What you are asked to do:
Copy the part of the Julie Reeves biography starting at "- Born: June" and ending at "musician, Chris Davis.", changing "parodist" to "satirist" throughout.
# Start of Reading text
- Born: June 18, 1974 (age 51)
- Origin: Ashland, Kentucky, United States
- Genres: Country
- Occupation: Singer-songwriter
- Instrument: Vocals
- Years active: 1999–present
- Labels: Virgin Records Nashville, Capitol Records

= Julie Reeves =

American singer-songwriter

Julie Reeves (born June 18, 1974) is an American country music recording artist and radio personality. She has had three hit singles on the Billboard Hot Country Songs chart with two of those singles charting in the Top 40. Reeves was formerly married to country music parodist and fellow recording artist Cledus T. Judd but she is now married to bluegrass singer and musician, Chris Davis.

==Biography==
Julie Reeves grew up in the city of Ashland, Kentucky then moved to Nashville in 1994 where she gained employment in the country music industry. Some of her first assignments in Nashville were providing vocals in studio sessions and doing back-up studio work. She also worked on demo recordings prior to signing with Capitol Records in 1997. She recorded her debut album with producer Scott Hendricks. After finishing the album, Hendricks left Capitol Records to head the newly formed Virgin Records Nashville. Julie became the flagship artist of Virgin Records Nashville and released her debut album It's About Time in 1999 and featured three hit singles which charted on the Billboard Hot Country Songs charts including two Top 40 hits. She was featured on "Shoulda Shut Up", a song featuring Bill Engvall's spoken-word comedy and a sung chorus. Reeves married country music parodist Cledus T. Judd and gave birth to a daughter, Caitlyn Rose, in 2004. After giving birth, Reeves took a break from the country music business to raise her daughter. She later divorced Judd and returned home to the Ashland, Kentucky area. She is now married to bluegrass musician Chris Davis. The two of them have a son together, Rylan Wesley Davis, born November 5, 2011.
# End of Reading text
# Start of Supplied information
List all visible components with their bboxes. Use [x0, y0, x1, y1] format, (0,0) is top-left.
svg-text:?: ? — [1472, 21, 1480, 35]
# End of Supplied information
Answer for this exercise:
- Born: June 18, 1974 (age 51)
- Origin: Ashland, Kentucky, United States
- Genres: Country
- Occupation: Singer-songwriter
- Instrument: Vocals
- Years active: 1999–present
- Labels: Virgin Records Nashville, Capitol Records

= Julie Reeves =

American singer-songwriter

Julie Reeves (born June 18, 1974) is an American country music recording artist and radio personality. She has had three hit singles on the Billboard Hot Country Songs chart with two of those singles charting in the Top 40. Reeves was formerly married to country music satirist and fellow recording artist Cledus T. Judd but she is now married to bluegrass singer and musician, Chris Davis.